## To do
Single out each line with the word "content" and copy it.

Collected data entries:
%%

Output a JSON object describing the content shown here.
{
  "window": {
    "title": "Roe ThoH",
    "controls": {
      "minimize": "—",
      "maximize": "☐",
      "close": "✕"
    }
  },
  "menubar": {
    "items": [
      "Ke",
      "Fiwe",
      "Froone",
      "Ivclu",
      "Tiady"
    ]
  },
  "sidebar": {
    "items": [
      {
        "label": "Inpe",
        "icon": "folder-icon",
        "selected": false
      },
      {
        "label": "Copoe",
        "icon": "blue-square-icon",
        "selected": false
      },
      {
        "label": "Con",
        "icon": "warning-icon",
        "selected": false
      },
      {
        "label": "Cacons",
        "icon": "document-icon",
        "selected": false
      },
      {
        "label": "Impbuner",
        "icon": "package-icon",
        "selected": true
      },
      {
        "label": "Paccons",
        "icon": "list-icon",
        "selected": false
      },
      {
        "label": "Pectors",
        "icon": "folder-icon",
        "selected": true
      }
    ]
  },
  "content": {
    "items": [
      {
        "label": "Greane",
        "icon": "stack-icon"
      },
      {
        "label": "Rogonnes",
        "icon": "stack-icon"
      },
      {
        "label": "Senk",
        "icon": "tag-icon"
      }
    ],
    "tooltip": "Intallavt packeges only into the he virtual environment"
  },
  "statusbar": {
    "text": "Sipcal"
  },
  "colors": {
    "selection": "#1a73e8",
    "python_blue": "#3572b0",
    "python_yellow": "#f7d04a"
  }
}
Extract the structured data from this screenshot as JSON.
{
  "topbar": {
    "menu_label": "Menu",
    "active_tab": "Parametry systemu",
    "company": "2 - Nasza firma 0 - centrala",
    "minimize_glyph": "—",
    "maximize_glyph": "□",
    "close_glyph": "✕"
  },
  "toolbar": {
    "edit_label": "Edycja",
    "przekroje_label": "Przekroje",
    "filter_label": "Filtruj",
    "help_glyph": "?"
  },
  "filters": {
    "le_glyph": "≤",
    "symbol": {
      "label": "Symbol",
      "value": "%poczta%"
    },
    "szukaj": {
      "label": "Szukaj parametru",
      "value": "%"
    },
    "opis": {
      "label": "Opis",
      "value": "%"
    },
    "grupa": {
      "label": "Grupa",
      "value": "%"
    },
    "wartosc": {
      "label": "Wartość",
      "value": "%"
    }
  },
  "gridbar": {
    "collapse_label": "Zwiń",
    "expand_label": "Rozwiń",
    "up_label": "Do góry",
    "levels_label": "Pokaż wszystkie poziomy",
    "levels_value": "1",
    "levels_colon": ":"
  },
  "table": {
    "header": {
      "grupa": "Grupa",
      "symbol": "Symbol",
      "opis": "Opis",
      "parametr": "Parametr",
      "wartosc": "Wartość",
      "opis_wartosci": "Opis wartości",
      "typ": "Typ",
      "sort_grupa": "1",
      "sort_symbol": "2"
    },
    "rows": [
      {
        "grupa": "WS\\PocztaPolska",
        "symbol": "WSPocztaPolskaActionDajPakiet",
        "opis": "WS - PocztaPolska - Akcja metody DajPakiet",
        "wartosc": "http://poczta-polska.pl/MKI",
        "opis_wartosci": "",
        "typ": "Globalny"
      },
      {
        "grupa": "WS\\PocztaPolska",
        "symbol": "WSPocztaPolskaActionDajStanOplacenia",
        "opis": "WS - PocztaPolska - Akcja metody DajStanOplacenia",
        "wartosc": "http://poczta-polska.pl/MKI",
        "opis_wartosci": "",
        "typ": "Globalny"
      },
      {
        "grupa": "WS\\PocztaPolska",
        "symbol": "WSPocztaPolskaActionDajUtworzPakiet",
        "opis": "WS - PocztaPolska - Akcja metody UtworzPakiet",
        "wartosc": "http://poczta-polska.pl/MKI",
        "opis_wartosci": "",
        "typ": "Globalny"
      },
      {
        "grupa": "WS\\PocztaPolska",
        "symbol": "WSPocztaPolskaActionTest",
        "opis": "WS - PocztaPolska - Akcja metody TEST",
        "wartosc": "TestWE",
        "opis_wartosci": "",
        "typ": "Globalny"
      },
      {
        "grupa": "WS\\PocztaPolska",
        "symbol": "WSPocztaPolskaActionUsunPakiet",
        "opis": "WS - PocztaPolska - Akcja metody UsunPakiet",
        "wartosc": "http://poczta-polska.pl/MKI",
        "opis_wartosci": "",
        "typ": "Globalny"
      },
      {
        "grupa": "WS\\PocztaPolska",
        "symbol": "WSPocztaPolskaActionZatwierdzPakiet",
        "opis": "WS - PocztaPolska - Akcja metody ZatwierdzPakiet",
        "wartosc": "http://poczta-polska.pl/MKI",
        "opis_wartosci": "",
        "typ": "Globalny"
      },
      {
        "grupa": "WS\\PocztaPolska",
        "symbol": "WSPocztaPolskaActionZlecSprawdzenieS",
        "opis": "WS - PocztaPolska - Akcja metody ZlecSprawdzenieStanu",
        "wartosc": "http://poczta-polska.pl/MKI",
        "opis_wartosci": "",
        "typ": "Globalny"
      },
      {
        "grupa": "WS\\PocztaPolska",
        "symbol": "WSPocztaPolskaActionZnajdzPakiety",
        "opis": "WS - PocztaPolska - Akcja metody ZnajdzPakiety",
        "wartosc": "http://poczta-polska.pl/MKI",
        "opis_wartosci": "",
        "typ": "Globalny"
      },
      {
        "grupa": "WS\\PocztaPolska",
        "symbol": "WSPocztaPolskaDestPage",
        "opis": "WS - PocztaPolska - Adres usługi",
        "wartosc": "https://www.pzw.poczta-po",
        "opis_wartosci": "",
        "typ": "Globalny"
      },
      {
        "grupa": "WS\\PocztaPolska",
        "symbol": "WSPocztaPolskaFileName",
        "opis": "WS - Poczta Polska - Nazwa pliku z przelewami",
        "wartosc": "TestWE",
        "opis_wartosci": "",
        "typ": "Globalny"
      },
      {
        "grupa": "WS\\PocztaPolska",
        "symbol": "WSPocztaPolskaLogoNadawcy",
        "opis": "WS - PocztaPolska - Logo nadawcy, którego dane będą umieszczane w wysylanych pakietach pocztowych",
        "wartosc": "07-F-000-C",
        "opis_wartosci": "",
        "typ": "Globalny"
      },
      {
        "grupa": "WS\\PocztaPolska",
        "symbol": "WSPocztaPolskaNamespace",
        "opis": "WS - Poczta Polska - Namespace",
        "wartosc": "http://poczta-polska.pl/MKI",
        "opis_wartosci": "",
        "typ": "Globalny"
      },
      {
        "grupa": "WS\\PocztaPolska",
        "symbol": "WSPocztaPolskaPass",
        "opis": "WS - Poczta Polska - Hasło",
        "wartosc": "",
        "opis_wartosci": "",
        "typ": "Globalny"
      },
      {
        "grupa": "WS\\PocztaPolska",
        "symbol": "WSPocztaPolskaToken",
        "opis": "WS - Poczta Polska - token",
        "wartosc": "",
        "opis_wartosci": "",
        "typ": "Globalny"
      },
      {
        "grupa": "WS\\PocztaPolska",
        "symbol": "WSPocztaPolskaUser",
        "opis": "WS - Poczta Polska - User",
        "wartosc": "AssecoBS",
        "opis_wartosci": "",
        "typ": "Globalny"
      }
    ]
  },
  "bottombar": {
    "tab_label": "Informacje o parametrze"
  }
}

%%

## Result of the exercise
Output a JSON object describing the content shown here.
  "content": {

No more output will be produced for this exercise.